→ **Kerjakan Berikut Ini**
1 > Jelaskan, berdasarkan teks tentang pekerja mandiri, mengapa tukang ojek dijadikan contoh status berusaha atau bekerja sendiri tanpa bantuan orang lain.
2 > Dalam teks tentang pekerja mandiri, ubahlah paragraf yang diawali "Berusaha atau bekerja sendiri tanpa bantuan orang lain merupakan" menjadi daftar singkat yang tetap memuat fakta utamanya.

→ **Teks yang Ditampilkan**
● ● ● ●

2.10 Kinerja Tenaga Kerja yang Memiliki Status Sebagai Pekerja

Mandiri

Dalam studi ini tenaga kerja yang memiliki status sebagai pekerja mandiri diukur

berdasarkan proporsi dari penjumlahan dari tenaga kerja yang memiliki status pekerjaan utama sebagai berusaha atau bekerja sendiri tanpa bantuan orang lain (self employed) ditambah dengan tenaga kerja yang memiliki status pekerjaan utama sebagai berusaha dengan dibantu anggota rumahtangga atau buruh tidak tetap (self employed assisted by family

members or temporary employee) dibandingkan dengan jumlah keseluruhan tenaga kerja yang ada.

Berusaha atau bekerja sendiri tanpa bantuan orang lain merupakan status pekerjaan bagi mereka yang bekerja/berusaha atas risiko sendiri, dan dalam usahanya tidak mempekerjakan pekerja keluarga maupun buruh. Contoh berusaha atau bekerja sendiri tanpa bantuan orang lain adalah: (1) tukang ojek yang membawa motor atas risiko sendiri, (2) sopir taksi yang membawa mobil atas risiko sendiri, (3) kuli-kuli di pasar, stasiun atau tempat-tempat lainnya yang tidak mempunyai majikan tertentu, dan lain-lain.

● ● ● ●

→ **Data untuk Diperiksa**

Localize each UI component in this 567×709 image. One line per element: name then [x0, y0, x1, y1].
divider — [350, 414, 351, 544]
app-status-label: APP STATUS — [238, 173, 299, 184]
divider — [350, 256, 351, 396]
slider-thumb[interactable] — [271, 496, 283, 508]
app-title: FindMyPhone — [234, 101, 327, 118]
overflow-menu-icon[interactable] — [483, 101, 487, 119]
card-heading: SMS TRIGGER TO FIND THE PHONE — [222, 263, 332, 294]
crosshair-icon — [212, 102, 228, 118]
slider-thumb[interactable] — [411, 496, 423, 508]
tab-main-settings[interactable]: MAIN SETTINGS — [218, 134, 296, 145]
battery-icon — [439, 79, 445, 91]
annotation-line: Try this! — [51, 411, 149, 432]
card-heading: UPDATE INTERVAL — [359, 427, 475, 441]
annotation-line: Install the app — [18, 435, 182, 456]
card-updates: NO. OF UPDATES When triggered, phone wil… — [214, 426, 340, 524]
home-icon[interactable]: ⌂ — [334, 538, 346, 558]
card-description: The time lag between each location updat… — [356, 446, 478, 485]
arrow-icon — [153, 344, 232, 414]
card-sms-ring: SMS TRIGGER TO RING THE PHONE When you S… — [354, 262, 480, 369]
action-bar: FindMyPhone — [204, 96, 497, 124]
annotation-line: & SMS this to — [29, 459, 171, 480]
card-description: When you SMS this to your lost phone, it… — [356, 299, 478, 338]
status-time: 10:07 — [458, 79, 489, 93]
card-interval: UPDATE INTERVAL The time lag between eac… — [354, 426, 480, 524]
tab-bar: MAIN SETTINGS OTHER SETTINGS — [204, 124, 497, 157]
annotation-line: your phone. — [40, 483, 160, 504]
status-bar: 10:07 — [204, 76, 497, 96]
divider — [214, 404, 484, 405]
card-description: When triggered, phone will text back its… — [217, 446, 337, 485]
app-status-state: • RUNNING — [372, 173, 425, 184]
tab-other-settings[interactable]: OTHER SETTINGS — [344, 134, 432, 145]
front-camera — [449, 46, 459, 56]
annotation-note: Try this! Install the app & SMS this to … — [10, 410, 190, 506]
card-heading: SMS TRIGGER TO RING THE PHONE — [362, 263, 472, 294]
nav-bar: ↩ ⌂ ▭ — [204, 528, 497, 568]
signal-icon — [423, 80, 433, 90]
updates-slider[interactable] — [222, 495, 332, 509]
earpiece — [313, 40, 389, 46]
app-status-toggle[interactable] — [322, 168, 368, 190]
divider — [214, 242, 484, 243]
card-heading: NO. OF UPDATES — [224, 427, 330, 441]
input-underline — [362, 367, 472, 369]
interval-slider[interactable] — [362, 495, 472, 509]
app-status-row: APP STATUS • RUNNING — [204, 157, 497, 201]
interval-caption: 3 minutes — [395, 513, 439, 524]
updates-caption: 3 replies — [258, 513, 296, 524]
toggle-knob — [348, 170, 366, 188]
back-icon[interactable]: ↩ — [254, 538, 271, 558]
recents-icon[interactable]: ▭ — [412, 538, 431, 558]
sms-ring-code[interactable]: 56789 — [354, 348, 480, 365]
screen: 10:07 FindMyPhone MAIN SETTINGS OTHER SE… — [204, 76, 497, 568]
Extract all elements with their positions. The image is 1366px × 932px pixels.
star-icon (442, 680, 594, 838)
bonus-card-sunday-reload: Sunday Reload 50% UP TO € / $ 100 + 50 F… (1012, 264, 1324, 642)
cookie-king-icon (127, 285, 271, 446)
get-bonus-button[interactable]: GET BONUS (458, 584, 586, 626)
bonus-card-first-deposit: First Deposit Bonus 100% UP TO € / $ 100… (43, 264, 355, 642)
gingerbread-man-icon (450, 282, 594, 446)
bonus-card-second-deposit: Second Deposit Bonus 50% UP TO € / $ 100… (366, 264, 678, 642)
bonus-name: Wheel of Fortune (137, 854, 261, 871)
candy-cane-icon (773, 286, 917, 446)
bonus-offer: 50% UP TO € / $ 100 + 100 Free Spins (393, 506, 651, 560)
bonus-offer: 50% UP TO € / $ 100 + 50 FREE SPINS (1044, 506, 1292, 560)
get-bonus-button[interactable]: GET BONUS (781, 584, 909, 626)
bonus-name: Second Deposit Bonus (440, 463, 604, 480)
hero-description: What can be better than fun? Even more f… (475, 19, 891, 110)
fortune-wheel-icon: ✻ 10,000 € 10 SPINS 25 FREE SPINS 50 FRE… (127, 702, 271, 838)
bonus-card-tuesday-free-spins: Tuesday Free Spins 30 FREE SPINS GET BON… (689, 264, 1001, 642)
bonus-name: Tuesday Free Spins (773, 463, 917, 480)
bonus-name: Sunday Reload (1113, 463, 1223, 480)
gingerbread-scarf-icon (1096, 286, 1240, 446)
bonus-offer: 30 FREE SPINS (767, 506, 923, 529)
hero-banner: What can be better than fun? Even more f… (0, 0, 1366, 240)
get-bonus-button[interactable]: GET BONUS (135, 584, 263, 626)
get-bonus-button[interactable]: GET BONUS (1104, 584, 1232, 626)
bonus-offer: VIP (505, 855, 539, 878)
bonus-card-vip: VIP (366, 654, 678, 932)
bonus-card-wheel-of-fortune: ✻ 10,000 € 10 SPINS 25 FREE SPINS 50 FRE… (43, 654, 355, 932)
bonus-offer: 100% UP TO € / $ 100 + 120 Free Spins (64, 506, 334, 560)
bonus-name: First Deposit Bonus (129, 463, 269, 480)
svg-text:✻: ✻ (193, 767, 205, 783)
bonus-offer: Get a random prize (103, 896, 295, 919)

● ● ● ●

→ **Jawaban**
1 > Status tersebut berlaku bagi mereka yang bekerja atau berusaha atas risiko sendiri tanpa mempekerjakan pekerja keluarga maupun buruh. Tukang ojek menjadi contohnya karena ia membawa motor atas risiko sendiri.

2 >
Berusaha atau bekerja sendiri tanpa bantuan orang lain:
- Pengertian: status pekerjaan bagi mereka yang bekerja atau berusaha atas risiko sendiri.
- Syarat: dalam usahanya tidak mempekerjakan pekerja keluarga maupun buruh.
- Contoh:
  1. tukang ojek yang membawa motor atas risiko sendiri;
  2. sopir taksi yang membawa mobil atas risiko sendiri;
  3. kuli di pasar, stasiun, atau tempat lain yang tidak mempunyai majikan tertentu;
  4. dan lain-lain.